Scan the material below for the string "imports", and copy every line where it shows up.

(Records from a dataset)
○ ○ ○

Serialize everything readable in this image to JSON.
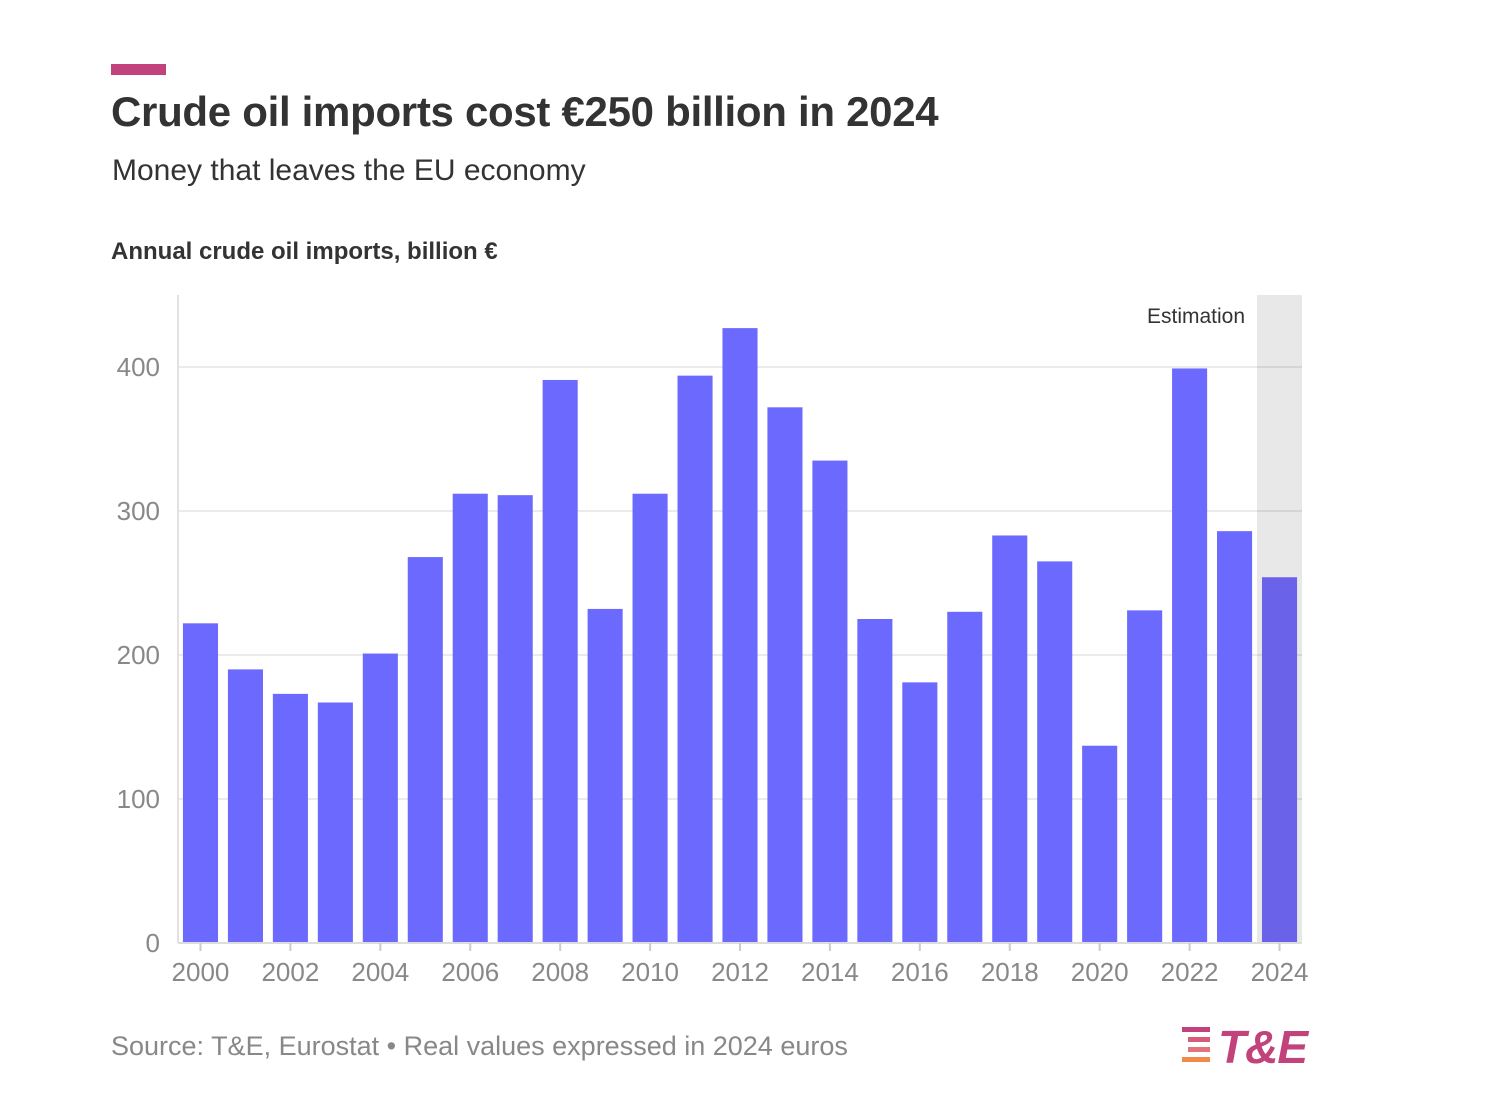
{
  "header": {
    "title": "Crude oil imports cost €250 billion in 2024",
    "subtitle": "Money that leaves the EU economy",
    "axis_caption": "Annual crude oil imports, billion €"
  },
  "footer": {
    "source": "Source: T&E, Eurostat • Real values expressed in 2024 euros"
  },
  "logo": {
    "text": "T&E"
  },
  "colors": {
    "accent": "#c2437c",
    "bar": "#6b69fe",
    "bar_estimated": "#6a62e8",
    "estimation_band": "#e8e8e8",
    "logo_pink": "#c2437c",
    "logo_orange": "#f08a4b"
  },
  "chart_data": {
    "type": "bar",
    "categories": [
      "2000",
      "2001",
      "2002",
      "2003",
      "2004",
      "2005",
      "2006",
      "2007",
      "2008",
      "2009",
      "2010",
      "2011",
      "2012",
      "2013",
      "2014",
      "2015",
      "2016",
      "2017",
      "2018",
      "2019",
      "2020",
      "2021",
      "2022",
      "2023",
      "2024"
    ],
    "values": [
      222,
      190,
      173,
      167,
      201,
      268,
      312,
      311,
      391,
      232,
      312,
      394,
      427,
      372,
      335,
      225,
      181,
      230,
      283,
      265,
      137,
      231,
      399,
      286,
      254
    ],
    "x_tick_labels": [
      "2000",
      "2002",
      "2004",
      "2006",
      "2008",
      "2010",
      "2012",
      "2014",
      "2016",
      "2018",
      "2020",
      "2022",
      "2024"
    ],
    "y_ticks": [
      0,
      100,
      200,
      300,
      400
    ],
    "ylim": [
      0,
      450
    ],
    "grid": true,
    "estimated_categories": [
      "2024"
    ],
    "estimation_label": "Estimation",
    "title": "Crude oil imports cost €250 billion in 2024",
    "ylabel": "Annual crude oil imports, billion €",
    "xlabel": ""
  }
}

○ ○ ○

## [RESULT OF THE TASK]
    "title": "Crude oil imports cost €250 billion in 2024",
    "axis_caption": "Annual crude oil imports, billion €"
    "title": "Crude oil imports cost €250 billion in 2024",
    "ylabel": "Annual crude oil imports, billion €",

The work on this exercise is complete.